* PROVIDED RECORDS *

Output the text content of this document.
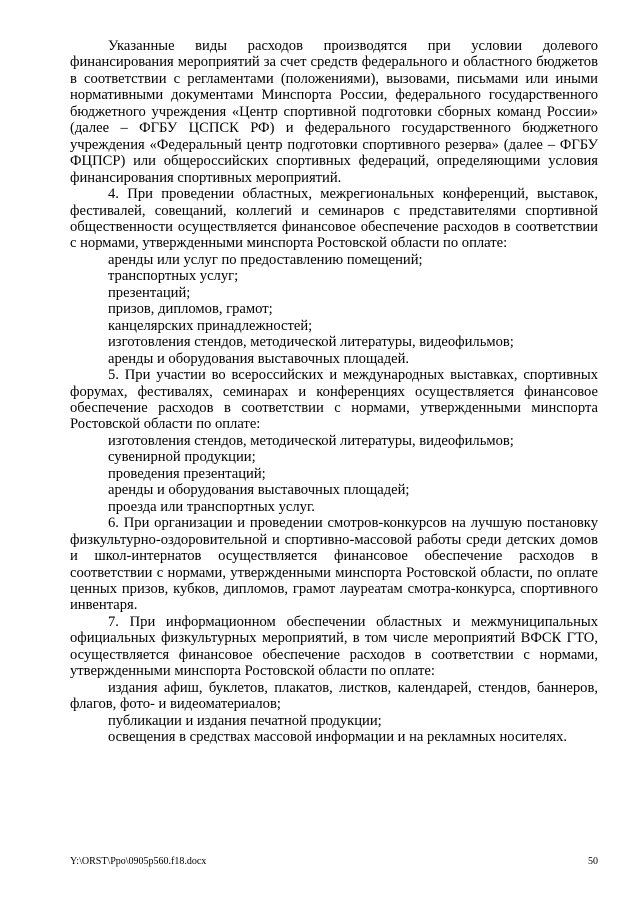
Указанные виды расходов производятся при условии долевого финансирования мероприятий за счет средств федерального и областного бюджетов в соответствии с регламентами (положениями), вызовами, письмами или иными нормативными документами Минспорта России, федерального государственного бюджетного учреждения «Центр спортивной подготовки сборных команд России» (далее – ФГБУ ЦСПСК РФ) и федерального государственного бюджетного учреждения «Федеральный центр подготовки спортивного резерва» (далее – ФГБУ ФЦПСР) или общероссийских спортивных федераций, определяющими условия финансирования спортивных мероприятий.

4. При проведении областных, межрегиональных конференций, выставок, фестивалей, совещаний, коллегий и семинаров с представителями спортивной общественности осуществляется финансовое обеспечение расходов в соответствии с нормами, утвержденными минспорта Ростовской области по оплате:

аренды или услуг по предоставлению помещений;

транспортных услуг;

презентаций;

призов, дипломов, грамот;

канцелярских принадлежностей;

изготовления стендов, методической литературы, видеофильмов;

аренды и оборудования выставочных площадей.

5. При участии во всероссийских и международных выставках, спортивных форумах, фестивалях, семинарах и конференциях осуществляется финансовое обеспечение расходов в соответствии с нормами, утвержденными минспорта Ростовской области по оплате:

изготовления стендов, методической литературы, видеофильмов;

сувенирной продукции;

проведения презентаций;

аренды и оборудования выставочных площадей;

проезда или транспортных услуг.

6. При организации и проведении смотров-конкурсов на лучшую постановку физкультурно-оздоровительной и спортивно-массовой работы среди детских домов и школ-интернатов осуществляется финансовое обеспечение расходов в соответствии с нормами, утвержденными минспорта Ростовской области, по оплате ценных призов, кубков, дипломов, грамот лауреатам смотра-конкурса, спортивного инвентаря.

7. При информационном обеспечении областных и межмуниципальных официальных физкультурных мероприятий, в том числе мероприятий ВФСК ГТО, осуществляется финансовое обеспечение расходов в соответствии с нормами, утвержденными минспорта Ростовской области по оплате:

издания афиш, буклетов, плакатов, листков, календарей, стендов, баннеров, флагов, фото- и видеоматериалов;

публикации и издания печатной продукции;

освещения в средствах массовой информации и на рекламных носителях.

Y:\ORST\Ppo\0905p560.f18.docx	50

* OBJECTIVE *
Show every line in the entries where the string "финансовое" occurs.

* RESULT BELOW *
4. При проведении областных, межрегиональных конференций, выставок, фестивалей, совещаний, коллегий и семинаров с представителями спортивной общественности осуществляется финансовое обеспечение расходов в соответствии с нормами, утвержденными минспорта Ростовской области по оплате:
5. При участии во всероссийских и международных выставках, спортивных форумах, фестивалях, семинарах и конференциях осуществляется финансовое обеспечение расходов в соответствии с нормами, утвержденными минспорта Ростовской области по оплате:
6. При организации и проведении смотров-конкурсов на лучшую постановку физкультурно-оздоровительной и спортивно-массовой работы среди детских домов и школ-интернатов осуществляется финансовое обеспечение расходов в соответствии с нормами, утвержденными минспорта Ростовской области, по оплате ценных призов, кубков, дипломов, грамот лауреатам смотра-конкурса, спортивного инвентаря.
7. При информационном обеспечении областных и межмуниципальных официальных физкультурных мероприятий, в том числе мероприятий ВФСК ГТО, осуществляется финансовое обеспечение расходов в соответствии с нормами, утвержденными минспорта Ростовской области по оплате:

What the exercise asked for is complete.